== EXERCISE GOAL ==
Can you quote, word for word, the stretch of the listing below from its first line through the line containing "logo-university-line: UNIVERSITY of"?

== EXERCISE MATERIAL ==
──────────────────────────────

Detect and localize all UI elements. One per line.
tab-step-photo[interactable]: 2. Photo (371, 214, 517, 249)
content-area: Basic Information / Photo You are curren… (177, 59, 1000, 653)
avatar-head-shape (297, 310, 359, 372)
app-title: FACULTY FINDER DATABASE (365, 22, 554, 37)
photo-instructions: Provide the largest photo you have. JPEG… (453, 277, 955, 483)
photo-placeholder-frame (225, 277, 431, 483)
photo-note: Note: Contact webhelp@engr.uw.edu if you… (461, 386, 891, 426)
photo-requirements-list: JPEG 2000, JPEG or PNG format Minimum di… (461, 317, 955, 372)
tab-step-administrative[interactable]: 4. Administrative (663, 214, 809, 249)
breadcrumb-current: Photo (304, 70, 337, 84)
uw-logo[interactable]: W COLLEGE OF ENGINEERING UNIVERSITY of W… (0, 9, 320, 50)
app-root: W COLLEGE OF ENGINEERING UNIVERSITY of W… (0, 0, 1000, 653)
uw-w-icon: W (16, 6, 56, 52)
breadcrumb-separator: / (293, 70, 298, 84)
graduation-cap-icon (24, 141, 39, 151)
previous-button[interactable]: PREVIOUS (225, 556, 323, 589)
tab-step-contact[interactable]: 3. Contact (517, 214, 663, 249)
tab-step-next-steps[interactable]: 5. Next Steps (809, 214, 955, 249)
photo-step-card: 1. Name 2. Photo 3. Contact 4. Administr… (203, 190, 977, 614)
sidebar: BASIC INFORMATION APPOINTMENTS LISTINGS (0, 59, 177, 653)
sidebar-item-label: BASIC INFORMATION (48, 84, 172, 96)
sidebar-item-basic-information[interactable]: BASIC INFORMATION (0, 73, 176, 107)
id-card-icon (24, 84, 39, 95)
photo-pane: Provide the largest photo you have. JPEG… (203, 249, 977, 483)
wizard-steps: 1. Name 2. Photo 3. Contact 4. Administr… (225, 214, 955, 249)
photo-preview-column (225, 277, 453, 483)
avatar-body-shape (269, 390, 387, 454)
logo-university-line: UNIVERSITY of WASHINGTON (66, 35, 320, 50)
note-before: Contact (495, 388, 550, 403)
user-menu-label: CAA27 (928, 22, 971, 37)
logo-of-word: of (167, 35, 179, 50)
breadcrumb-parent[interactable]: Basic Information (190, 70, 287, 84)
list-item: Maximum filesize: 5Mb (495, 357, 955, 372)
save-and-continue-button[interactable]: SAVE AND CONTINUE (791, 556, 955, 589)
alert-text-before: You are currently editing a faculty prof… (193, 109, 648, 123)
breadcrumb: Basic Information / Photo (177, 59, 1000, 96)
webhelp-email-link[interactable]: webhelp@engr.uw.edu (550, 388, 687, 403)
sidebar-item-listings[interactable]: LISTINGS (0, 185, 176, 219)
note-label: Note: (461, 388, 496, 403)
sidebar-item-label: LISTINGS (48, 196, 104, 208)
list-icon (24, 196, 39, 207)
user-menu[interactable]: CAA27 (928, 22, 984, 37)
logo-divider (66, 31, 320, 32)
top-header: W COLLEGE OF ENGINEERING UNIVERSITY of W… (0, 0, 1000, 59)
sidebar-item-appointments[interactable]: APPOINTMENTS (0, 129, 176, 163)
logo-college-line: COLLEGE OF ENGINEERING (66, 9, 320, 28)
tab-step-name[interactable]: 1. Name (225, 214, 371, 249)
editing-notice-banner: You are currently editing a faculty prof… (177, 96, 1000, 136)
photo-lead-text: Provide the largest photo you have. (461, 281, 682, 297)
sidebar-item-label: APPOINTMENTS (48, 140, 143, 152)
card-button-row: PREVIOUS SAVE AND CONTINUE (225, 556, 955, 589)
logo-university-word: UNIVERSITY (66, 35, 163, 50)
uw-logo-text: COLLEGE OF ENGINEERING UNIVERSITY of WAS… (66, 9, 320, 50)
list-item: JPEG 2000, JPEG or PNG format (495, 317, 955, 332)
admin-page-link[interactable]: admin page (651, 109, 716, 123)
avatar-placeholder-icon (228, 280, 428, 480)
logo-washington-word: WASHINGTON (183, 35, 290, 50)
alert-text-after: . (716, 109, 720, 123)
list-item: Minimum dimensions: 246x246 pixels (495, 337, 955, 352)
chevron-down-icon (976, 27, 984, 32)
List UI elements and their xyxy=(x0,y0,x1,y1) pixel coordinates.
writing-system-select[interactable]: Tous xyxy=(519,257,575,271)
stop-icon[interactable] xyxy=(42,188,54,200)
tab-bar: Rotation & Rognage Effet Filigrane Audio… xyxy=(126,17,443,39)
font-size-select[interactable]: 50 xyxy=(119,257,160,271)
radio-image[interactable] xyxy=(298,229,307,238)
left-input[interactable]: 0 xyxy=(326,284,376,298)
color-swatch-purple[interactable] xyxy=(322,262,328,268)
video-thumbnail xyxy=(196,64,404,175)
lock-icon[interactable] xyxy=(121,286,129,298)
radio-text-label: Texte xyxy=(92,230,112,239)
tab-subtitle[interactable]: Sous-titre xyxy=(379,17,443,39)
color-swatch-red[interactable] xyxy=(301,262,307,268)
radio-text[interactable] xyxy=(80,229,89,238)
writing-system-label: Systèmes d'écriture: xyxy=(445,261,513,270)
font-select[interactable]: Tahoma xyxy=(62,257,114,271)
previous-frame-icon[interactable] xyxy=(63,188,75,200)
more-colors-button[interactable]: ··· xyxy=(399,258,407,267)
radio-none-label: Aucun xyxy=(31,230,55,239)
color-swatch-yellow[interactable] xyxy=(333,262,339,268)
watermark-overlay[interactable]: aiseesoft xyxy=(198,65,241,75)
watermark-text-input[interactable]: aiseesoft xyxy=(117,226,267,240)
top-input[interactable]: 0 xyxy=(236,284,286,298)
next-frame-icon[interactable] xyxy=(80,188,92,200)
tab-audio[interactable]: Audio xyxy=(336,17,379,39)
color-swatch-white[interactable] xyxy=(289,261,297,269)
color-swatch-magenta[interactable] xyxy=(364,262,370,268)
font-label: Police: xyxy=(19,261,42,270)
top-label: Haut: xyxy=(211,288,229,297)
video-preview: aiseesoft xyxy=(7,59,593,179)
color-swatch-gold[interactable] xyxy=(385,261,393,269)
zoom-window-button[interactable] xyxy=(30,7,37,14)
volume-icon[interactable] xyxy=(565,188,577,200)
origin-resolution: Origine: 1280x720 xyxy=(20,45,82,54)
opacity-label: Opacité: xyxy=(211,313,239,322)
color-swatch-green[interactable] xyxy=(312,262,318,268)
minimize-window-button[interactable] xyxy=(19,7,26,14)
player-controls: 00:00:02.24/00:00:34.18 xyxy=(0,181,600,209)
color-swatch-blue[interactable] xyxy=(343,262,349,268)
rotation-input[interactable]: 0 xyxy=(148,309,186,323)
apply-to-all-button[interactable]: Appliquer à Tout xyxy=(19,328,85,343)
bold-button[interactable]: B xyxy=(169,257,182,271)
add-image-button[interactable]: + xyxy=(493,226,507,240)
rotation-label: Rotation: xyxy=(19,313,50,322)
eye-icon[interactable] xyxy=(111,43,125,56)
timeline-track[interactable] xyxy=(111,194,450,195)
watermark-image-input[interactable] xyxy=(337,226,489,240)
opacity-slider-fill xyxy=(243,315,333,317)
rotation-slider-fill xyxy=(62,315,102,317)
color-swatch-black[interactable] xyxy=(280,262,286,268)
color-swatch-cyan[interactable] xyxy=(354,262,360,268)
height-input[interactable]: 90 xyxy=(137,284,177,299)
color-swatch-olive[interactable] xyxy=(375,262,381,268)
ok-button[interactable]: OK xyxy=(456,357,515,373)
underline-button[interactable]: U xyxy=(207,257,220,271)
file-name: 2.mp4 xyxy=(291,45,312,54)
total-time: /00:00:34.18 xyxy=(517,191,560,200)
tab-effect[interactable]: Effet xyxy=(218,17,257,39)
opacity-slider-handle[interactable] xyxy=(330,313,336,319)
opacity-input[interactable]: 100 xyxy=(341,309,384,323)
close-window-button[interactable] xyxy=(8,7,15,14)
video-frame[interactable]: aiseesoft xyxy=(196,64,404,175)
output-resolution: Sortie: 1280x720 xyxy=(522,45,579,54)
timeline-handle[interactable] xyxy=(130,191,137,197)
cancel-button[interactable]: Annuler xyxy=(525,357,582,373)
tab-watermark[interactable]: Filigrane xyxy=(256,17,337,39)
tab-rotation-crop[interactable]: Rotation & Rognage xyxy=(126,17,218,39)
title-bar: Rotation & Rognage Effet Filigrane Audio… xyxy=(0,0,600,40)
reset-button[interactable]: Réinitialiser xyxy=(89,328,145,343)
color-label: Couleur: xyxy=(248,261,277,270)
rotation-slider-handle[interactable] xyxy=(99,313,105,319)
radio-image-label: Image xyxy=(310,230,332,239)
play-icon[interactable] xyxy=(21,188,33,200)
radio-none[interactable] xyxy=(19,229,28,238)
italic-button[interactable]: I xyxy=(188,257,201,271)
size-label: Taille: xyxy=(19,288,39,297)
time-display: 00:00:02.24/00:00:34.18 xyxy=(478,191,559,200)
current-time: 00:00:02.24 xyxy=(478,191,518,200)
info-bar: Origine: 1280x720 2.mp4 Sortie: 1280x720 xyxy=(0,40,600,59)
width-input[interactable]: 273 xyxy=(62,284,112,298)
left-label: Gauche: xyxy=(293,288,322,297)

──────────────────────────────

== SOLUTION TO THE EXERCISE ==
Detect and localize all UI elements. One per line.
tab-step-photo[interactable]: 2. Photo (371, 214, 517, 249)
content-area: Basic Information / Photo You are curren… (177, 59, 1000, 653)
avatar-head-shape (297, 310, 359, 372)
app-title: FACULTY FINDER DATABASE (365, 22, 554, 37)
photo-instructions: Provide the largest photo you have. JPEG… (453, 277, 955, 483)
photo-placeholder-frame (225, 277, 431, 483)
photo-note: Note: Contact webhelp@engr.uw.edu if you… (461, 386, 891, 426)
photo-requirements-list: JPEG 2000, JPEG or PNG format Minimum di… (461, 317, 955, 372)
tab-step-administrative[interactable]: 4. Administrative (663, 214, 809, 249)
breadcrumb-current: Photo (304, 70, 337, 84)
uw-logo[interactable]: W COLLEGE OF ENGINEERING UNIVERSITY of W… (0, 9, 320, 50)
app-root: W COLLEGE OF ENGINEERING UNIVERSITY of W… (0, 0, 1000, 653)
uw-w-icon: W (16, 6, 56, 52)
breadcrumb-separator: / (293, 70, 298, 84)
graduation-cap-icon (24, 141, 39, 151)
previous-button[interactable]: PREVIOUS (225, 556, 323, 589)
tab-step-contact[interactable]: 3. Contact (517, 214, 663, 249)
tab-step-next-steps[interactable]: 5. Next Steps (809, 214, 955, 249)
photo-step-card: 1. Name 2. Photo 3. Contact 4. Administr… (203, 190, 977, 614)
sidebar: BASIC INFORMATION APPOINTMENTS LISTINGS (0, 59, 177, 653)
sidebar-item-label: BASIC INFORMATION (48, 84, 172, 96)
sidebar-item-basic-information[interactable]: BASIC INFORMATION (0, 73, 176, 107)
id-card-icon (24, 84, 39, 95)
photo-pane: Provide the largest photo you have. JPEG… (203, 249, 977, 483)
wizard-steps: 1. Name 2. Photo 3. Contact 4. Administr… (225, 214, 955, 249)
photo-preview-column (225, 277, 453, 483)
avatar-body-shape (269, 390, 387, 454)
logo-university-line: UNIVERSITY of WASHINGTON (66, 35, 320, 50)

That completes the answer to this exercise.